REQUIREMENT 1: Translate this sentence from the xarray example text into Spanish: "As a reminder, xarray is a sort of generalized Pandas library, supporting ND labeled and indexed data."

SUPPLIED TEXT:

——————

XArray Example#
To run this example, an environment.yml similar to this one could be used:
name: bh_xhistogram
channels:
- conda-forge
dependencies:
- python==3.8
- boost-histogram
- xhistogram
- matplotlib
- netcdf4
[1]:
import xarray as xr
import numpy as np
import matplotlib.pyplot as plt
import numpy as np
import boost_histogram as bh
from xhistogram.xarray import histogram as xhistogram
Let’s look at using boost-histogram to imitate the xhistogram package by reading and producing xarrays. As a reminder, xarray is a sort of generalized Pandas library, supporting ND labeled and indexed data.

——————

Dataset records
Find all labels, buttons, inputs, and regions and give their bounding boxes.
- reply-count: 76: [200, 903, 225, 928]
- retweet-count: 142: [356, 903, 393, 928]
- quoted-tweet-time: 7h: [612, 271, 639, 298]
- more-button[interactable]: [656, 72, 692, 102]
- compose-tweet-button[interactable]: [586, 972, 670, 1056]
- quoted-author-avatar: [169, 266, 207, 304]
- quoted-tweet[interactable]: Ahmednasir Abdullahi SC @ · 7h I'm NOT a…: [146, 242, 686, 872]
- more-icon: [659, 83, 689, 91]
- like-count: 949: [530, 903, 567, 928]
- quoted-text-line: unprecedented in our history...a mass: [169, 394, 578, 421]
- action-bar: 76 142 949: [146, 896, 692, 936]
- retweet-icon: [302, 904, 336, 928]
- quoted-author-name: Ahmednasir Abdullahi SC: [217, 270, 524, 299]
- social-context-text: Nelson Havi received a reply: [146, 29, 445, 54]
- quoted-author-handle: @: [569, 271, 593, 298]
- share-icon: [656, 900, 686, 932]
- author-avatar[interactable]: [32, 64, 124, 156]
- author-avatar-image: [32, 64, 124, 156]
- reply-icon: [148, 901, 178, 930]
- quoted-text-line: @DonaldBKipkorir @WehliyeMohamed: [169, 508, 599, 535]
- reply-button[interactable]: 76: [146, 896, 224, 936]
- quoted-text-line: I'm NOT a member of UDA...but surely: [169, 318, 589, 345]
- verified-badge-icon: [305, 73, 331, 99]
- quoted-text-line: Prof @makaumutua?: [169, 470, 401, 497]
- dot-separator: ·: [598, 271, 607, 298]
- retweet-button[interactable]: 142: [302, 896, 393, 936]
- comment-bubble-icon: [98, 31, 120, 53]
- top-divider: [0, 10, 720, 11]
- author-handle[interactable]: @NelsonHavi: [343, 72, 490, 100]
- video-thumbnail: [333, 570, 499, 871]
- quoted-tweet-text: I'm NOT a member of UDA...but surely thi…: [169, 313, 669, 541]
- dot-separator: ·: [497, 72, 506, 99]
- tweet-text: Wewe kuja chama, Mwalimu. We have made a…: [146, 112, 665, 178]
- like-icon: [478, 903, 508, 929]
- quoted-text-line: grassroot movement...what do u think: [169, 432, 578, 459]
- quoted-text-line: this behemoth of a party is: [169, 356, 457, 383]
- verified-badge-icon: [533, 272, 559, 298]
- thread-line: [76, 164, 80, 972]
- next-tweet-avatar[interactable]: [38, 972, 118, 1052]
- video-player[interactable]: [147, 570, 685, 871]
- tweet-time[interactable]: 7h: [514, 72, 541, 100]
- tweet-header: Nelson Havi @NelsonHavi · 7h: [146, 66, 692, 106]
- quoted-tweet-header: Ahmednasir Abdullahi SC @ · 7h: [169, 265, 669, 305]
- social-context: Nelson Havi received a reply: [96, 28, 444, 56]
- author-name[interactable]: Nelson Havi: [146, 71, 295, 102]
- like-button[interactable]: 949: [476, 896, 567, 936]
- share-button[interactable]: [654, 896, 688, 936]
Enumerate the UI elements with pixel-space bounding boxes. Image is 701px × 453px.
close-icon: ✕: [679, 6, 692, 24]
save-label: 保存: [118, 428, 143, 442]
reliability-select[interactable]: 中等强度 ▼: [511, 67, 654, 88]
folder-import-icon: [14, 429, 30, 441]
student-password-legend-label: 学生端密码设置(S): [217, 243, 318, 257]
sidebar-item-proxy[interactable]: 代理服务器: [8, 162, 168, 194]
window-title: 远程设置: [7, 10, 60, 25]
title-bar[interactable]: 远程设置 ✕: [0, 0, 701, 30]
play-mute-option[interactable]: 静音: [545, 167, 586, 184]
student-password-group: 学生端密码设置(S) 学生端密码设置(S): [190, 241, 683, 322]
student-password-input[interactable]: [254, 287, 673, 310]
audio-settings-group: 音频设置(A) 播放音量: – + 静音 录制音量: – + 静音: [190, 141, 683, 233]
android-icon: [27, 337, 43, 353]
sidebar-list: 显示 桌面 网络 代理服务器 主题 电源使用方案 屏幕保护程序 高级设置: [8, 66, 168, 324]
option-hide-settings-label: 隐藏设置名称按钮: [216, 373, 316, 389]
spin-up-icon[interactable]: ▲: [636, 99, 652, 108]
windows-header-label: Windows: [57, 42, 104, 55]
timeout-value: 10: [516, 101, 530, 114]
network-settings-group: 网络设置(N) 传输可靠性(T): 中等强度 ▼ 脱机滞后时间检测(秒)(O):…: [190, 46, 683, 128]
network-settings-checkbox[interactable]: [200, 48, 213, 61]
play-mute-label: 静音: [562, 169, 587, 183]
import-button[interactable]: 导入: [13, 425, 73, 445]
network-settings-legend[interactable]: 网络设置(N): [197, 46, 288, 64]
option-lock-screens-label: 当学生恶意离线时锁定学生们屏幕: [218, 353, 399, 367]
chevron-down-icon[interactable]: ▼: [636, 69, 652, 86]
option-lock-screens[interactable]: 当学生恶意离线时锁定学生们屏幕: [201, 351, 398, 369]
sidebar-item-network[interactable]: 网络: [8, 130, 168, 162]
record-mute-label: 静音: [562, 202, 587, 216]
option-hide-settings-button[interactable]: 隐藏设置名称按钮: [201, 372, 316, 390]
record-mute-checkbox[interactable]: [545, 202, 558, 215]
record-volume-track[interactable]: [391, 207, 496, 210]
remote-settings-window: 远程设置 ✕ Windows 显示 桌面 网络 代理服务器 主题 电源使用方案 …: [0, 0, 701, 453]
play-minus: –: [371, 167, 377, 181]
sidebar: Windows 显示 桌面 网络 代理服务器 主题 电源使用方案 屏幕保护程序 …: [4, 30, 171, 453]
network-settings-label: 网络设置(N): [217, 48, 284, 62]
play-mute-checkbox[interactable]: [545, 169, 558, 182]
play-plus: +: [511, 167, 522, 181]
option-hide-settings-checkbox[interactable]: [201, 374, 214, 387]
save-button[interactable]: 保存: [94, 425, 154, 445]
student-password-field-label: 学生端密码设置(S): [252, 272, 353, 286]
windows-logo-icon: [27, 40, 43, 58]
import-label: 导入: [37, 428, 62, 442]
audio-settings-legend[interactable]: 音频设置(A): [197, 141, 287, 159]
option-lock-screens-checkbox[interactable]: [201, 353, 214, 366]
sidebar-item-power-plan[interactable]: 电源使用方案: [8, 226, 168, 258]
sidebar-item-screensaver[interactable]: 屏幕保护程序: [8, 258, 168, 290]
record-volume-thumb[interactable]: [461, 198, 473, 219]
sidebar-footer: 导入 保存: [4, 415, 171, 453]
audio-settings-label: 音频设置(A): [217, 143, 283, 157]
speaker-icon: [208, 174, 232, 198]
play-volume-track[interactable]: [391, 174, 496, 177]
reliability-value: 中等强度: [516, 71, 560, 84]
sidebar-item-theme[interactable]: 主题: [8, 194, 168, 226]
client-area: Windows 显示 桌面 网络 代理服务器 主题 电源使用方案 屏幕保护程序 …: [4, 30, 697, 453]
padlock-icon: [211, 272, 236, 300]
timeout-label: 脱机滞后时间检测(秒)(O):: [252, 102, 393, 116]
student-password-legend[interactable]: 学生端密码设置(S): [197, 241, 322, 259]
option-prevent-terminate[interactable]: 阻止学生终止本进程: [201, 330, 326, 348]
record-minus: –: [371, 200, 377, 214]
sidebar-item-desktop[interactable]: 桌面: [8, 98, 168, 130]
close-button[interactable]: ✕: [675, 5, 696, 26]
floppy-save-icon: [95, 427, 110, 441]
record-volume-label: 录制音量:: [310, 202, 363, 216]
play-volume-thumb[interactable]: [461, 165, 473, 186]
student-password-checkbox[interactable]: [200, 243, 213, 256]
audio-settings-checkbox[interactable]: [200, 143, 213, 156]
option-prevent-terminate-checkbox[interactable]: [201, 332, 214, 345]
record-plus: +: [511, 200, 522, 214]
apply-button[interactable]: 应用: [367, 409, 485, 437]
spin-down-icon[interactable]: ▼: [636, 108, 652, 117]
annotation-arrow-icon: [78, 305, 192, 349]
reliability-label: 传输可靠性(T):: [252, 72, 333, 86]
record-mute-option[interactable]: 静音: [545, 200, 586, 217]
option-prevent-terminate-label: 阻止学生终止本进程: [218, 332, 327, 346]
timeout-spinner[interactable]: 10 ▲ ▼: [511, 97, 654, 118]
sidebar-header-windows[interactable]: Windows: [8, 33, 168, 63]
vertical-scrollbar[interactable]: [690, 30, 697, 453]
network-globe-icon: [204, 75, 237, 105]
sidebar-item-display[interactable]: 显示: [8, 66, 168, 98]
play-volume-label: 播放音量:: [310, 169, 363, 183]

——————

REQUIREMENT 2: Reproduce everything in the dataset rows from the first row down to the line containing "- dot-separator: ·: [497, 72, 506, 99]", including both of those lines.

EXERCISE OUTPUT 1: Como recordatorio, xarray es una especie de biblioteca Pandas generalizada, que admite datos ND etiquetados e indexados.

EXERCISE OUTPUT 2:
Find all labels, buttons, inputs, and regions and give their bounding boxes.
- reply-count: 76: [200, 903, 225, 928]
- retweet-count: 142: [356, 903, 393, 928]
- quoted-tweet-time: 7h: [612, 271, 639, 298]
- more-button[interactable]: [656, 72, 692, 102]
- compose-tweet-button[interactable]: [586, 972, 670, 1056]
- quoted-author-avatar: [169, 266, 207, 304]
- quoted-tweet[interactable]: Ahmednasir Abdullahi SC @ · 7h I'm NOT a…: [146, 242, 686, 872]
- more-icon: [659, 83, 689, 91]
- like-count: 949: [530, 903, 567, 928]
- quoted-text-line: unprecedented in our history...a mass: [169, 394, 578, 421]
- action-bar: 76 142 949: [146, 896, 692, 936]
- retweet-icon: [302, 904, 336, 928]
- quoted-author-name: Ahmednasir Abdullahi SC: [217, 270, 524, 299]
- social-context-text: Nelson Havi received a reply: [146, 29, 445, 54]
- quoted-author-handle: @: [569, 271, 593, 298]
- share-icon: [656, 900, 686, 932]
- author-avatar[interactable]: [32, 64, 124, 156]
- author-avatar-image: [32, 64, 124, 156]
- reply-icon: [148, 901, 178, 930]
- quoted-text-line: @DonaldBKipkorir @WehliyeMohamed: [169, 508, 599, 535]
- reply-button[interactable]: 76: [146, 896, 224, 936]
- quoted-text-line: I'm NOT a member of UDA...but surely: [169, 318, 589, 345]
- verified-badge-icon: [305, 73, 331, 99]
- quoted-text-line: Prof @makaumutua?: [169, 470, 401, 497]
- dot-separator: ·: [598, 271, 607, 298]
- retweet-button[interactable]: 142: [302, 896, 393, 936]
- comment-bubble-icon: [98, 31, 120, 53]
- top-divider: [0, 10, 720, 11]
- author-handle[interactable]: @NelsonHavi: [343, 72, 490, 100]
- video-thumbnail: [333, 570, 499, 871]
- quoted-tweet-text: I'm NOT a member of UDA...but surely thi…: [169, 313, 669, 541]
- dot-separator: ·: [497, 72, 506, 99]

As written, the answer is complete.